### Records for the exercise
____________

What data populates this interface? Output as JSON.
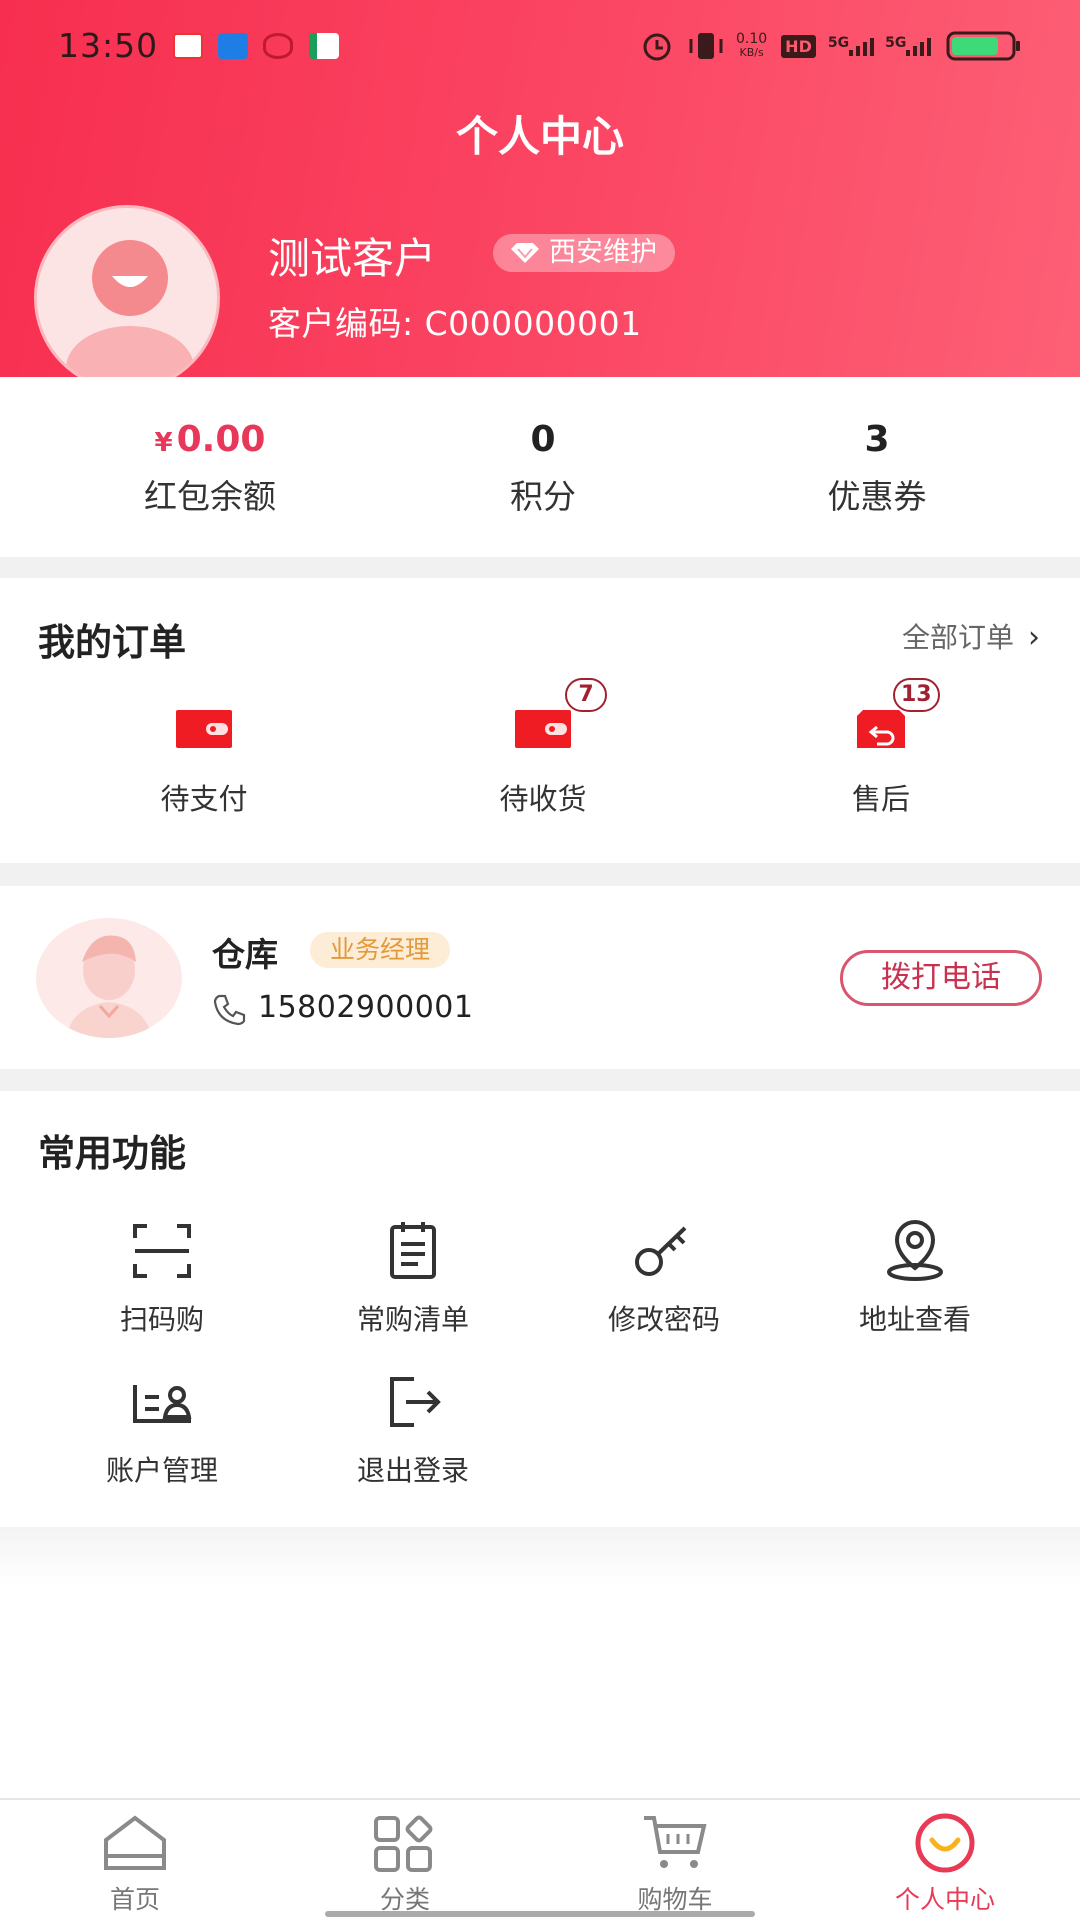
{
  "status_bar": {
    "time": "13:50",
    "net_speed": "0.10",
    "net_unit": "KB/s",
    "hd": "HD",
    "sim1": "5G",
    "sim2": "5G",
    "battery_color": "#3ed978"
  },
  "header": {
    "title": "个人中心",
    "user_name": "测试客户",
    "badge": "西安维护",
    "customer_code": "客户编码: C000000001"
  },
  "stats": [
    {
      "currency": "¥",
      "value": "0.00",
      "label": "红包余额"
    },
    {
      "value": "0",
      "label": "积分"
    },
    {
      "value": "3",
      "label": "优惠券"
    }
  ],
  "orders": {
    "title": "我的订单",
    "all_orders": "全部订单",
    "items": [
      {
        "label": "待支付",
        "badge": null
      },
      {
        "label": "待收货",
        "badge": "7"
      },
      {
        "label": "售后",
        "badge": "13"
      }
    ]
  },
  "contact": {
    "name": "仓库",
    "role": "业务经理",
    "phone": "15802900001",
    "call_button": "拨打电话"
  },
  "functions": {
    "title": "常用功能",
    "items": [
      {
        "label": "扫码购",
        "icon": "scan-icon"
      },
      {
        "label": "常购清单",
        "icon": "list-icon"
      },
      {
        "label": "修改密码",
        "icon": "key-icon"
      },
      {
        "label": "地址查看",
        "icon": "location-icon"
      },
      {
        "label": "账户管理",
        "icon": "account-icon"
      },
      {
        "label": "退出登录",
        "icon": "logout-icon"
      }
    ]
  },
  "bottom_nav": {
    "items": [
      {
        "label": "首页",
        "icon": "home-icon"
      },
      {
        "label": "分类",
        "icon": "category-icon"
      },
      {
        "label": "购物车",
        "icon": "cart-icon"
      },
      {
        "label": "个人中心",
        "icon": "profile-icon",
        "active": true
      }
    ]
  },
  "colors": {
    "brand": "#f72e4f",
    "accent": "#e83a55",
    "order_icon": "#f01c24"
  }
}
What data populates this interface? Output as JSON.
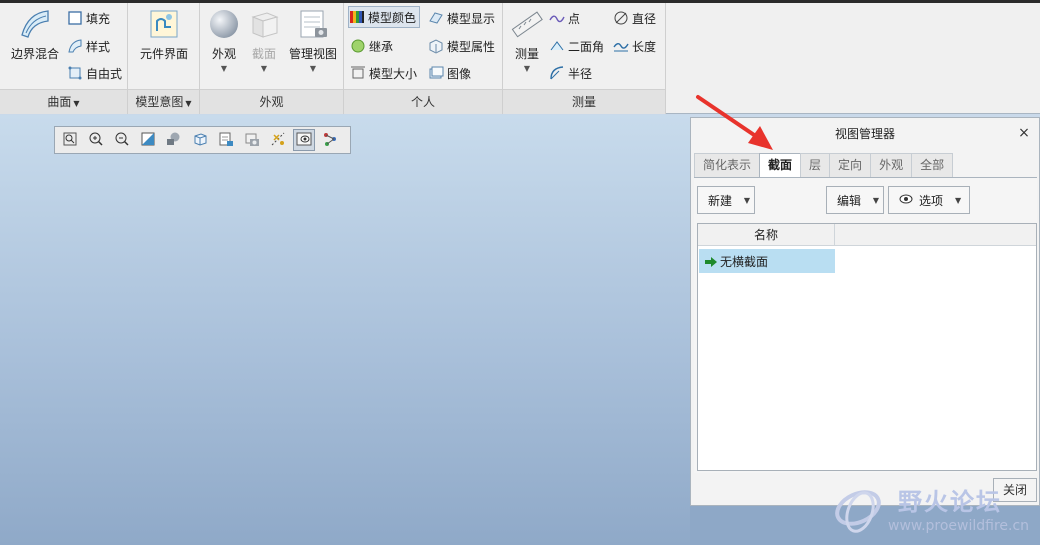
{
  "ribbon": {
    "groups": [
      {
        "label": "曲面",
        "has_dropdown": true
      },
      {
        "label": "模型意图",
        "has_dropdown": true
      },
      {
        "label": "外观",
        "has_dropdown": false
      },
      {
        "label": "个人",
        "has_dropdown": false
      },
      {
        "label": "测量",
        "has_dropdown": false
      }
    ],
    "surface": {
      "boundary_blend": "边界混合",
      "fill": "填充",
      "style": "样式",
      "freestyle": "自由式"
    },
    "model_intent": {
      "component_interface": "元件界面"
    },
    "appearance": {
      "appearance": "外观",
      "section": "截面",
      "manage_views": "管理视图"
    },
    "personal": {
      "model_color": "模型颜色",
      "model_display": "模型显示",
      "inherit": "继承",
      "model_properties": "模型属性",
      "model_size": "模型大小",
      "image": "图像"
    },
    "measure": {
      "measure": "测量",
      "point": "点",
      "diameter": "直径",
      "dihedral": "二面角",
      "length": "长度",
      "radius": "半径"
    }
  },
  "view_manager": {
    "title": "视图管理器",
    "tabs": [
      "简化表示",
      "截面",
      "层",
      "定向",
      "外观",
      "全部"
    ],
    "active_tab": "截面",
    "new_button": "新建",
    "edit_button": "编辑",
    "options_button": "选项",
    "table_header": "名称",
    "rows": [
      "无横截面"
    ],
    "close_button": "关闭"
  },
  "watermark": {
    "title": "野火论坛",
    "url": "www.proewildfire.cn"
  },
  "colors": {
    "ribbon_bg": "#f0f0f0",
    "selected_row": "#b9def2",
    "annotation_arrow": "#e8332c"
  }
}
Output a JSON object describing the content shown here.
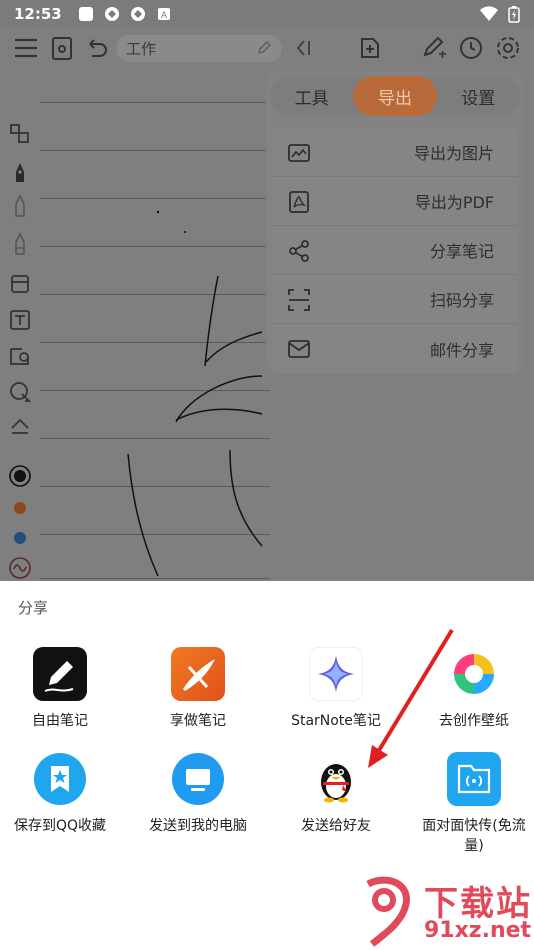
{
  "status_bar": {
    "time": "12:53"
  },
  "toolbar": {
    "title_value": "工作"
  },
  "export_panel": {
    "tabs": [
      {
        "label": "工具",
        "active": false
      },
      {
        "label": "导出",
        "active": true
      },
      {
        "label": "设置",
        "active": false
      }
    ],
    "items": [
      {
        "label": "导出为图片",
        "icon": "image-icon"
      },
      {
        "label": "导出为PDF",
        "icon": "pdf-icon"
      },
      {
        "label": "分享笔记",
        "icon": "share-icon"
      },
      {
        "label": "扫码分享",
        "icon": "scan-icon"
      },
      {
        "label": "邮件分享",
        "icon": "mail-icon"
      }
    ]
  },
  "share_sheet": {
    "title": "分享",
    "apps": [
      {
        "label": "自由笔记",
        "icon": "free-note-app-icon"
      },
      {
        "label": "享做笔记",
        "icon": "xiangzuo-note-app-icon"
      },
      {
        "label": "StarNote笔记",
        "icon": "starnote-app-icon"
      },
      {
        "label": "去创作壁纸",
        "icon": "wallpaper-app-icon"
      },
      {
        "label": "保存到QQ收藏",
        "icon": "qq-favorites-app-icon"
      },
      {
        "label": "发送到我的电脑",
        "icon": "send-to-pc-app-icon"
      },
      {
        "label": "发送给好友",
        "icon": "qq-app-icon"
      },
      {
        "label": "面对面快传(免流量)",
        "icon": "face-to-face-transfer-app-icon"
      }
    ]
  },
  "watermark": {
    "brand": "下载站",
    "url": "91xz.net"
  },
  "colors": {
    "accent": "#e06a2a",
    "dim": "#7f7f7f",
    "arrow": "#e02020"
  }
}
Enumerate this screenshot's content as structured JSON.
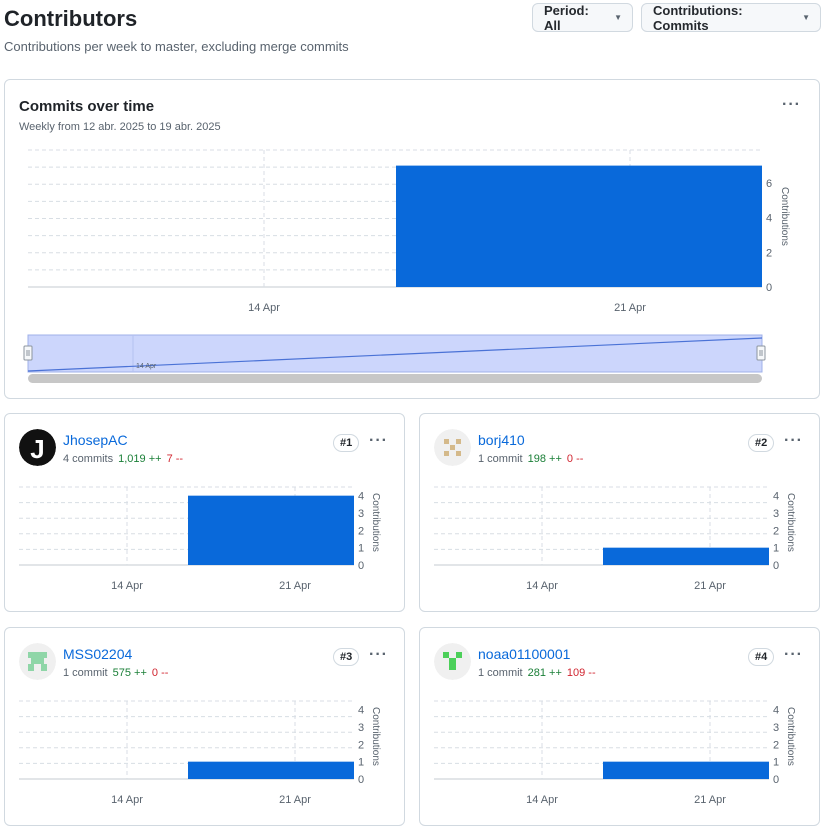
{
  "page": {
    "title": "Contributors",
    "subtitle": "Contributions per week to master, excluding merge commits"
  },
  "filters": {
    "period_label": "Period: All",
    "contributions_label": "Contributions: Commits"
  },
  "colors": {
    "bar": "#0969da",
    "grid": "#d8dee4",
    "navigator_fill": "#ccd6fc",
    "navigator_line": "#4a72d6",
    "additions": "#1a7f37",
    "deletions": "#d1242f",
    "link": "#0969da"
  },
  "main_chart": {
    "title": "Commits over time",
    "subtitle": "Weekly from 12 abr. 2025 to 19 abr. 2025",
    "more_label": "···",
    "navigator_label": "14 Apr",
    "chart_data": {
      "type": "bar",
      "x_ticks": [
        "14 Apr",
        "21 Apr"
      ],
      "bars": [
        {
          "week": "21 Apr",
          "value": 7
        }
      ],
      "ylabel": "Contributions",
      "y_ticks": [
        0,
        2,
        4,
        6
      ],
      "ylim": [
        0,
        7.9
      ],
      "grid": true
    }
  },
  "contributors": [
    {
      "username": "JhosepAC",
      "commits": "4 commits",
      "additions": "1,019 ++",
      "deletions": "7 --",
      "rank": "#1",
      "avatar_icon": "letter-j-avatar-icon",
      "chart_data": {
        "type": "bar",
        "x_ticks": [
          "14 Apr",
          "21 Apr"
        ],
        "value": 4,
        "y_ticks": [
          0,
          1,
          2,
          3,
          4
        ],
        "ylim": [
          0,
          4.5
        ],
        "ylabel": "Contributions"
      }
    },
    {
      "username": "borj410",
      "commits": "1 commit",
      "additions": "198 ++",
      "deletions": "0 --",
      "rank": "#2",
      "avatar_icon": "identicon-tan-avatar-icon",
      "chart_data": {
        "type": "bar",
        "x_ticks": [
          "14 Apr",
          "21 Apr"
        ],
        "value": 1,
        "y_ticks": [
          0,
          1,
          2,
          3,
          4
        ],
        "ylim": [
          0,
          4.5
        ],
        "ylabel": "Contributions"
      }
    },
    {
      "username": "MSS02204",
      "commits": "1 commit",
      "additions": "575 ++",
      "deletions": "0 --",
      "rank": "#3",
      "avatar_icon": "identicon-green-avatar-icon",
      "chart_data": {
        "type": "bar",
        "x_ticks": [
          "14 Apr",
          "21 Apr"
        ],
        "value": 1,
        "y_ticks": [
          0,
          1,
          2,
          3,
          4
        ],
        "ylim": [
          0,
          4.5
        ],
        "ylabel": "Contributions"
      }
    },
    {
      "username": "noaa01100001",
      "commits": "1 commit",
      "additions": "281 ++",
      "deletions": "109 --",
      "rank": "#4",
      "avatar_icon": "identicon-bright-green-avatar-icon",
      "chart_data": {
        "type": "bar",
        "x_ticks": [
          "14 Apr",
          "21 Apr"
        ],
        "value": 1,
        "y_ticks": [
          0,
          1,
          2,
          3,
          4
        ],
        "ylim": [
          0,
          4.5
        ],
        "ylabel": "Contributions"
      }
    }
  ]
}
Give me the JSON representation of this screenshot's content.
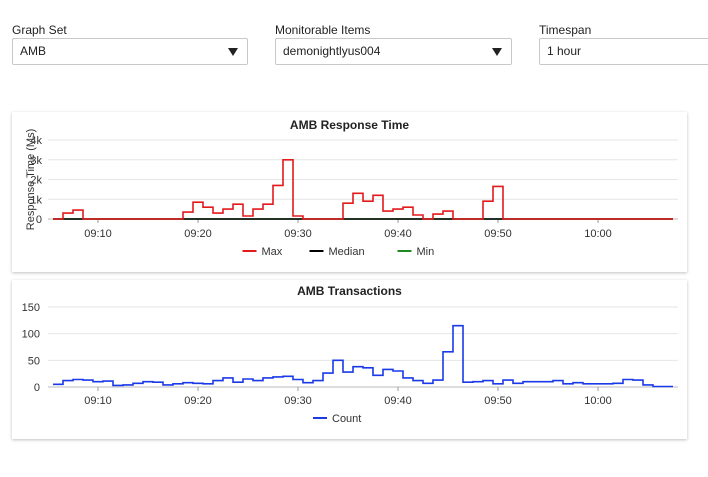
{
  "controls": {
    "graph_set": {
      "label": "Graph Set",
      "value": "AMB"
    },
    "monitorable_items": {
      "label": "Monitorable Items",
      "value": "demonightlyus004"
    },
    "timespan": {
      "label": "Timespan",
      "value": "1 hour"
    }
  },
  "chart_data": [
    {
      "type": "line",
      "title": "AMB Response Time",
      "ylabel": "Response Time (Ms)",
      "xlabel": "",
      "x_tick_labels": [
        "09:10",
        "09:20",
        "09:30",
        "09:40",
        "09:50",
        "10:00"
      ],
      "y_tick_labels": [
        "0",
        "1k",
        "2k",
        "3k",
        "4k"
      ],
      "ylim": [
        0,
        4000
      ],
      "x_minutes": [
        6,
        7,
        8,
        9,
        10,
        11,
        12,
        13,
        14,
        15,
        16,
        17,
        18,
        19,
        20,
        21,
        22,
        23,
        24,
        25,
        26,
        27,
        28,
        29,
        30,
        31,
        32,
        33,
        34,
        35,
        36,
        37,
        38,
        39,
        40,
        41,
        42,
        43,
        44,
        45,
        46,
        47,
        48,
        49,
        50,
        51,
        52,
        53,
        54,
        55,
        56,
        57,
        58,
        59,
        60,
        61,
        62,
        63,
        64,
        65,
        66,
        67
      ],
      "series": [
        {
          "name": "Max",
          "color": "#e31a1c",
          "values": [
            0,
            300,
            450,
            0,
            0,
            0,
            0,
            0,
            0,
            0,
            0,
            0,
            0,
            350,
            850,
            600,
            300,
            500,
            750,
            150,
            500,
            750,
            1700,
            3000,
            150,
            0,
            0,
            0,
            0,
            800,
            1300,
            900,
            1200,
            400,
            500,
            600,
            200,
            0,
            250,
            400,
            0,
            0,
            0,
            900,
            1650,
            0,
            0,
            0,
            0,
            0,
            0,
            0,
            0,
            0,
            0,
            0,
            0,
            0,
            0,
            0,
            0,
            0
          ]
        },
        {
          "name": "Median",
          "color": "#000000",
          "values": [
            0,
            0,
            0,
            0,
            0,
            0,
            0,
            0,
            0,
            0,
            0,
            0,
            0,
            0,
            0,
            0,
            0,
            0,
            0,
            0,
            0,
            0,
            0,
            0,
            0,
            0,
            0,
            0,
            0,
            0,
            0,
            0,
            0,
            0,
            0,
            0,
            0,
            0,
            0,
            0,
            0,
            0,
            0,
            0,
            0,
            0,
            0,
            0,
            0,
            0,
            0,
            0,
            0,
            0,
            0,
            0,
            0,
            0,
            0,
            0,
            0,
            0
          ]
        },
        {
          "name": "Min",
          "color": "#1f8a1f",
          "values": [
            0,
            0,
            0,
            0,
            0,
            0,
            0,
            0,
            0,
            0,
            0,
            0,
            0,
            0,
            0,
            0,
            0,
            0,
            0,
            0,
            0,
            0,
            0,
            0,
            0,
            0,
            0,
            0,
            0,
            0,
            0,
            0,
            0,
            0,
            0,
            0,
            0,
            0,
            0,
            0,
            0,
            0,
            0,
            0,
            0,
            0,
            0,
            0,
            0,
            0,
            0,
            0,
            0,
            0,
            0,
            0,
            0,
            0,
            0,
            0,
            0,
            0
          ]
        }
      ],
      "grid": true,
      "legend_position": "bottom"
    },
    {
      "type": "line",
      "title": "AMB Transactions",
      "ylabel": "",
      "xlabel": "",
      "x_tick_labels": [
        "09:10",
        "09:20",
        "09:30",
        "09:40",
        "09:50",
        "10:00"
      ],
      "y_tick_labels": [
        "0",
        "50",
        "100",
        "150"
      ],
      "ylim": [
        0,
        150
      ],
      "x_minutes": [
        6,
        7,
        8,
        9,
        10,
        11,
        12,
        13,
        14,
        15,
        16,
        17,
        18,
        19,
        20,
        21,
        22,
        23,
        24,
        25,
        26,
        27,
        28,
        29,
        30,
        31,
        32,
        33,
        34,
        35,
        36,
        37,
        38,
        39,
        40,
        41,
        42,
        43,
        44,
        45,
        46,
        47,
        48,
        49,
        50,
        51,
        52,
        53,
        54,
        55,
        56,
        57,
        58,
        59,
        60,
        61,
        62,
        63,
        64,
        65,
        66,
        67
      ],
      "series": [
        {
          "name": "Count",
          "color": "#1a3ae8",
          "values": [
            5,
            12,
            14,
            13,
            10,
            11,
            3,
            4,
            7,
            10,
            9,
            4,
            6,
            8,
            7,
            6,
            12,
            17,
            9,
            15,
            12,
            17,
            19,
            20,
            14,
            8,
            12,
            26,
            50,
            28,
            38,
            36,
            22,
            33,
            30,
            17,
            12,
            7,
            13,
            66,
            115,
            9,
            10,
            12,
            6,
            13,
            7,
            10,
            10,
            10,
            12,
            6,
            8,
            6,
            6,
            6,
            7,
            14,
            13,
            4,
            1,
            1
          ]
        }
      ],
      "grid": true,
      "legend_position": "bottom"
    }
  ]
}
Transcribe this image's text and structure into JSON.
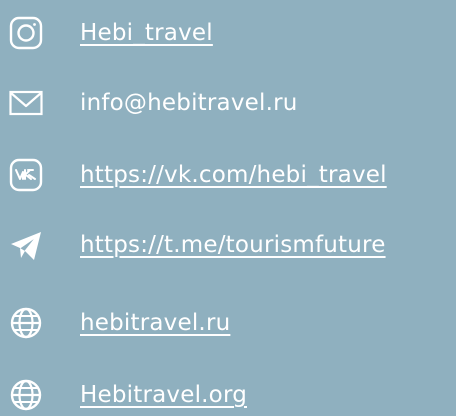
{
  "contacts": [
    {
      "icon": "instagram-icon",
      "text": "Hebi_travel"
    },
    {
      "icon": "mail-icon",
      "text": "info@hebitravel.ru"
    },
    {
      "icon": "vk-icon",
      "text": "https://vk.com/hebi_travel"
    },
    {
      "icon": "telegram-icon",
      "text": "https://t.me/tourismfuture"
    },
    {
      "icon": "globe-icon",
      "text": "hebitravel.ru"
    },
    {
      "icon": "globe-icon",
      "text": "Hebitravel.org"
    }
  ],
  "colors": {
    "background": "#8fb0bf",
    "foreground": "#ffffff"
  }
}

____________

### Request
Make a list of all lines in the data that contain "username".

### Problem solution
      "username": "JhosepAC",
      "username": "borj410",
      "username": "MSS02204",
      "username": "noaa01100001",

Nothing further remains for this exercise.